→ **Task goal**: Each entry in the listing below should be restated word for word.

"""

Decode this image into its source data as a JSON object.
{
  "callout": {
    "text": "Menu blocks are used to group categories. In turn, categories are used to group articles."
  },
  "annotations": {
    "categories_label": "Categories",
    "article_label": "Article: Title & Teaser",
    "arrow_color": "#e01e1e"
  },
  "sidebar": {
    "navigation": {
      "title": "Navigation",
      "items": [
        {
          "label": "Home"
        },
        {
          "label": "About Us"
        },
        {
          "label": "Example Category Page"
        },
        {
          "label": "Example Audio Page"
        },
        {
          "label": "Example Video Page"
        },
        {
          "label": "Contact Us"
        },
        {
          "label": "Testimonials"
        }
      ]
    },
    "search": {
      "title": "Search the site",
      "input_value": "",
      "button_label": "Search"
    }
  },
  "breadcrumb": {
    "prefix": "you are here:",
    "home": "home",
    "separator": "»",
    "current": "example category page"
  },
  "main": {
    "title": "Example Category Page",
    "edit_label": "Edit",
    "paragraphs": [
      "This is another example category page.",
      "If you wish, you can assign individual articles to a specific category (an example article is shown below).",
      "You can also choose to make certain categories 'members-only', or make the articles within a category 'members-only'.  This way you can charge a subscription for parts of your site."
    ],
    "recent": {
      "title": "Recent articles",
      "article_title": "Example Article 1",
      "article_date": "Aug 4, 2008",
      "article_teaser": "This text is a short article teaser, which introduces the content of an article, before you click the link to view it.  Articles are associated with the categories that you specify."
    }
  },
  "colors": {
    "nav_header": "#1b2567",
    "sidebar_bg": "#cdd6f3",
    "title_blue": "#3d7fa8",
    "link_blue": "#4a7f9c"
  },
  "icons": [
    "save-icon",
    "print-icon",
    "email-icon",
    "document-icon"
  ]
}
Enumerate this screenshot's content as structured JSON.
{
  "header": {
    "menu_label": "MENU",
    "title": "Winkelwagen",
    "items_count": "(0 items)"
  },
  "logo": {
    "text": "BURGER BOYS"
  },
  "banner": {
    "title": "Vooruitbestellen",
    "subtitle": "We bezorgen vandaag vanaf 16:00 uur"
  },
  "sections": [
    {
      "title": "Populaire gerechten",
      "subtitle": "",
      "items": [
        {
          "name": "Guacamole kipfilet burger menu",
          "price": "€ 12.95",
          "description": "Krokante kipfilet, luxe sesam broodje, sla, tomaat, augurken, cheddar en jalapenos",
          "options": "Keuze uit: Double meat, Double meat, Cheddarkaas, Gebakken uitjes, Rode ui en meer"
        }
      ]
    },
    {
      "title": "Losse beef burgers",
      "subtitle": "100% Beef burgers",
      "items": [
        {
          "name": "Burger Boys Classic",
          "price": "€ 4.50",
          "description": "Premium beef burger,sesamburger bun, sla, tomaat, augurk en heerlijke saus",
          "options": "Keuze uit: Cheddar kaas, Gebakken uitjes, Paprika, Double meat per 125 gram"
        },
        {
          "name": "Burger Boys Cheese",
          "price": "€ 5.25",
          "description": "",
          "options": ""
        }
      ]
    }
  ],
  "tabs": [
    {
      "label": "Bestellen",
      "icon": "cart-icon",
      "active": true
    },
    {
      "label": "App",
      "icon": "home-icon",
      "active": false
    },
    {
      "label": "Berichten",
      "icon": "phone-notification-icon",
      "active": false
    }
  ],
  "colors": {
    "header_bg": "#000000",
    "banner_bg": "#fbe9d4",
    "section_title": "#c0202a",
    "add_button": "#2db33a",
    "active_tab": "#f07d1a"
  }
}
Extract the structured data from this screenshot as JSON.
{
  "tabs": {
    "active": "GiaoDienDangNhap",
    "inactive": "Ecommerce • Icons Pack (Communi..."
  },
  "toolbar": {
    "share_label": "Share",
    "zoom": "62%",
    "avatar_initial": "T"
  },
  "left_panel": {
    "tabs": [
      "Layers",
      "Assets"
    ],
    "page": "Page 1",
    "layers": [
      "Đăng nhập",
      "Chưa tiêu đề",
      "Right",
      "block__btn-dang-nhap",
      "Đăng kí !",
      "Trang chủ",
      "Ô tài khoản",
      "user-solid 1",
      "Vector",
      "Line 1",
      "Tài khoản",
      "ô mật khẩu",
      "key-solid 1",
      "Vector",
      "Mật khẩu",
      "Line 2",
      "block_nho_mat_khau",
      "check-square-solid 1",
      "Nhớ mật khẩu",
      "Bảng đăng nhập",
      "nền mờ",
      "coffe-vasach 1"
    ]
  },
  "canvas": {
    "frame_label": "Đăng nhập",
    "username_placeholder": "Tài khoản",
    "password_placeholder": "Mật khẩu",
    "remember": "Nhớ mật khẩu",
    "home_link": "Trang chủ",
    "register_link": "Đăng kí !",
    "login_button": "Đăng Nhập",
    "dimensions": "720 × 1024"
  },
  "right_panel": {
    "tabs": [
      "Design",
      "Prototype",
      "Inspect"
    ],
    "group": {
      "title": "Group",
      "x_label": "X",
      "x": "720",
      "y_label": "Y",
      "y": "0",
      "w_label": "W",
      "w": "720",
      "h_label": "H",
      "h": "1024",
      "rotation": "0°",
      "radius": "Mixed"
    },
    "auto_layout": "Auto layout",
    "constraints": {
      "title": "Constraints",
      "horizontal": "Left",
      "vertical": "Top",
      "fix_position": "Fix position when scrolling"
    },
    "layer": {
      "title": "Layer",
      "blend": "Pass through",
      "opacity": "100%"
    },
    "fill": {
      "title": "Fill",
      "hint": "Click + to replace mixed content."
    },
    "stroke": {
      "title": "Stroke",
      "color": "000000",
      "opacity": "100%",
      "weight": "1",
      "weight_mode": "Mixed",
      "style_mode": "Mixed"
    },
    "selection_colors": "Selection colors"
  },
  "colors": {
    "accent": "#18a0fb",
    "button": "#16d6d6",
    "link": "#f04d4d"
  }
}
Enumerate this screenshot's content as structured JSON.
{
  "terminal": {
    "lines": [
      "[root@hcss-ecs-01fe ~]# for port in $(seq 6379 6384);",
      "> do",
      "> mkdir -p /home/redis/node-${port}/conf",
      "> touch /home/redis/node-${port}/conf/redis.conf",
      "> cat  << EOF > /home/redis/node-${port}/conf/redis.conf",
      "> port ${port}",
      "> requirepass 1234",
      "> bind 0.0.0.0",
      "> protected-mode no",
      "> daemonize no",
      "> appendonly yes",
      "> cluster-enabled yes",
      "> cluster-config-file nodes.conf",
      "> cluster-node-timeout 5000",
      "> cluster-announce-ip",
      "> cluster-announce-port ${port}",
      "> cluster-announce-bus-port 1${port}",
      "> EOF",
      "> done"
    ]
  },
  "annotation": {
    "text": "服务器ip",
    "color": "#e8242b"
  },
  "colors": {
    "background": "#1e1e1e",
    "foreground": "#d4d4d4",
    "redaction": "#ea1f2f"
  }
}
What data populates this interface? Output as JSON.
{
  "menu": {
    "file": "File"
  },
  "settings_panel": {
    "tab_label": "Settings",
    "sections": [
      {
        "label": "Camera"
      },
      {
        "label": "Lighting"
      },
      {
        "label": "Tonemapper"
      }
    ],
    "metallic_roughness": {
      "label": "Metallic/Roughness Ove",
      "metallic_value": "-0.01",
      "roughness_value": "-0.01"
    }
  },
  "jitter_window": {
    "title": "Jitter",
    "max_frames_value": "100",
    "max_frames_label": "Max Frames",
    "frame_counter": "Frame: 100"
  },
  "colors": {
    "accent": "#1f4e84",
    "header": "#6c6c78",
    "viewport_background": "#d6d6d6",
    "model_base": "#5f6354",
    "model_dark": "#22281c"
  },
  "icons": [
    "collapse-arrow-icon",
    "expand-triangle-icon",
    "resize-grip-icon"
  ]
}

"""

→ **Solution**:
Decode this image into its source data as a JSON object.
{
  "callout": {
    "text": "Menu blocks are used to group categories. In turn, categories are used to group articles."
  },
  "annotations": {
    "categories_label": "Categories",
    "article_label": "Article: Title & Teaser",
    "arrow_color": "#e01e1e"
  },
  "sidebar": {
    "navigation": {
      "title": "Navigation",
      "items": [
        {
          "label": "Home"
        },
        {
          "label": "About Us"
        },
        {
          "label": "Example Category Page"
        },
        {
          "label": "Example Audio Page"
        },
        {
          "label": "Example Video Page"
        },
        {
          "label": "Contact Us"
        },
        {
          "label": "Testimonials"
        }
      ]
    },
    "search": {
      "title": "Search the site",
      "input_value": "",
      "button_label": "Search"
    }
  },
  "breadcrumb": {
    "prefix": "you are here:",
    "home": "home",
    "separator": "»",
    "current": "example category page"
  },
  "main": {
    "title": "Example Category Page",
    "edit_label": "Edit",
    "paragraphs": [
      "This is another example category page.",
      "If you wish, you can assign individual articles to a specific category (an example article is shown below).",
      "You can also choose to make certain categories 'members-only', or make the articles within a category 'members-only'.  This way you can charge a subscription for parts of your site."
    ],
    "recent": {
      "title": "Recent articles",
      "article_title": "Example Article 1",
      "article_date": "Aug 4, 2008",
      "article_teaser": "This text is a short article teaser, which introduces the content of an article, before you click the link to view it.  Articles are associated with the categories that you specify."
    }
  },
  "colors": {
    "nav_header": "#1b2567",
    "sidebar_bg": "#cdd6f3",
    "title_blue": "#3d7fa8",
    "link_blue": "#4a7f9c"
  },
  "icons": [
    "save-icon",
    "print-icon",
    "email-icon",
    "document-icon"
  ]
}
Enumerate this screenshot's content as structured JSON.
{
  "header": {
    "menu_label": "MENU",
    "title": "Winkelwagen",
    "items_count": "(0 items)"
  },
  "logo": {
    "text": "BURGER BOYS"
  },
  "banner": {
    "title": "Vooruitbestellen",
    "subtitle": "We bezorgen vandaag vanaf 16:00 uur"
  },
  "sections": [
    {
      "title": "Populaire gerechten",
      "subtitle": "",
      "items": [
        {
          "name": "Guacamole kipfilet burger menu",
          "price": "€ 12.95",
          "description": "Krokante kipfilet, luxe sesam broodje, sla, tomaat, augurken, cheddar en jalapenos",
          "options": "Keuze uit: Double meat, Double meat, Cheddarkaas, Gebakken uitjes, Rode ui en meer"
        }
      ]
    },
    {
      "title": "Losse beef burgers",
      "subtitle": "100% Beef burgers",
      "items": [
        {
          "name": "Burger Boys Classic",
          "price": "€ 4.50",
          "description": "Premium beef burger,sesamburger bun, sla, tomaat, augurk en heerlijke saus",
          "options": "Keuze uit: Cheddar kaas, Gebakken uitjes, Paprika, Double meat per 125 gram"
        },
        {
          "name": "Burger Boys Cheese",
          "price": "€ 5.25",
          "description": "",
          "options": ""
        }
      ]
    }
  ],
  "tabs": [
    {
      "label": "Bestellen",
      "icon": "cart-icon",
      "active": true
    },
    {
      "label": "App",
      "icon": "home-icon",
      "active": false
    },
    {
      "label": "Berichten",
      "icon": "phone-notification-icon",
      "active": false
    }
  ],
  "colors": {
    "header_bg": "#000000",
    "banner_bg": "#fbe9d4",
    "section_title": "#c0202a",
    "add_button": "#2db33a",
    "active_tab": "#f07d1a"
  }
}
Extract the structured data from this screenshot as JSON.
{
  "tabs": {
    "active": "GiaoDienDangNhap",
    "inactive": "Ecommerce • Icons Pack (Communi..."
  },
  "toolbar": {
    "share_label": "Share",
    "zoom": "62%",
    "avatar_initial": "T"
  },
  "left_panel": {
    "tabs": [
      "Layers",
      "Assets"
    ],
    "page": "Page 1",
    "layers": [
      "Đăng nhập",
      "Chưa tiêu đề",
      "Right",
      "block__btn-dang-nhap",
      "Đăng kí !",
      "Trang chủ",
      "Ô tài khoản",
      "user-solid 1",
      "Vector",
      "Line 1",
      "Tài khoản",
      "ô mật khẩu",
      "key-solid 1",
      "Vector",
      "Mật khẩu",
      "Line 2",
      "block_nho_mat_khau",
      "check-square-solid 1",
      "Nhớ mật khẩu",
      "Bảng đăng nhập",
      "nền mờ",
      "coffe-vasach 1"
    ]
  },
  "canvas": {
    "frame_label": "Đăng nhập",
    "username_placeholder": "Tài khoản",
    "password_placeholder": "Mật khẩu",
    "remember": "Nhớ mật khẩu",
    "home_link": "Trang chủ",
    "register_link": "Đăng kí !",
    "login_button": "Đăng Nhập",
    "dimensions": "720 × 1024"
  },
  "right_panel": {
    "tabs": [
      "Design",
      "Prototype",
      "Inspect"
    ],
    "group": {
      "title": "Group",
      "x_label": "X",
      "x": "720",
      "y_label": "Y",
      "y": "0",
      "w_label": "W",
      "w": "720",
      "h_label": "H",
      "h": "1024",
      "rotation": "0°",
      "radius": "Mixed"
    },
    "auto_layout": "Auto layout",
    "constraints": {
      "title": "Constraints",
      "horizontal": "Left",
      "vertical": "Top",
      "fix_position": "Fix position when scrolling"
    },
    "layer": {
      "title": "Layer",
      "blend": "Pass through",
      "opacity": "100%"
    },
    "fill": {
      "title": "Fill",
      "hint": "Click + to replace mixed content."
    },
    "stroke": {
      "title": "Stroke",
      "color": "000000",
      "opacity": "100%",
      "weight": "1",
      "weight_mode": "Mixed",
      "style_mode": "Mixed"
    },
    "selection_colors": "Selection colors"
  },
  "colors": {
    "accent": "#18a0fb",
    "button": "#16d6d6",
    "link": "#f04d4d"
  }
}
Enumerate this screenshot's content as structured JSON.
{
  "terminal": {
    "lines": [
      "[root@hcss-ecs-01fe ~]# for port in $(seq 6379 6384);",
      "> do",
      "> mkdir -p /home/redis/node-${port}/conf",
      "> touch /home/redis/node-${port}/conf/redis.conf",
      "> cat  << EOF > /home/redis/node-${port}/conf/redis.conf",
      "> port ${port}",
      "> requirepass 1234",
      "> bind 0.0.0.0",
      "> protected-mode no",
      "> daemonize no",
      "> appendonly yes",
      "> cluster-enabled yes",
      "> cluster-config-file nodes.conf",
      "> cluster-node-timeout 5000",
      "> cluster-announce-ip",
      "> cluster-announce-port ${port}",
      "> cluster-announce-bus-port 1${port}",
      "> EOF",
      "> done"
    ]
  },
  "annotation": {
    "text": "服务器ip",
    "color": "#e8242b"
  },
  "colors": {
    "background": "#1e1e1e",
    "foreground": "#d4d4d4",
    "redaction": "#ea1f2f"
  }
}
What data populates this interface? Output as JSON.
{
  "menu": {
    "file": "File"
  },
  "settings_panel": {
    "tab_label": "Settings",
    "sections": [
      {
        "label": "Camera"
      },
      {
        "label": "Lighting"
      },
      {
        "label": "Tonemapper"
      }
    ],
    "metallic_roughness": {
      "label": "Metallic/Roughness Ove",
      "metallic_value": "-0.01",
      "roughness_value": "-0.01"
    }
  },
  "jitter_window": {
    "title": "Jitter",
    "max_frames_value": "100",
    "max_frames_label": "Max Frames",
    "frame_counter": "Frame: 100"
  },
  "colors": {
    "accent": "#1f4e84",
    "header": "#6c6c78",
    "viewport_background": "#d6d6d6",
    "model_base": "#5f6354",
    "model_dark": "#22281c"
  },
  "icons": [
    "collapse-arrow-icon",
    "expand-triangle-icon",
    "resize-grip-icon"
  ]
}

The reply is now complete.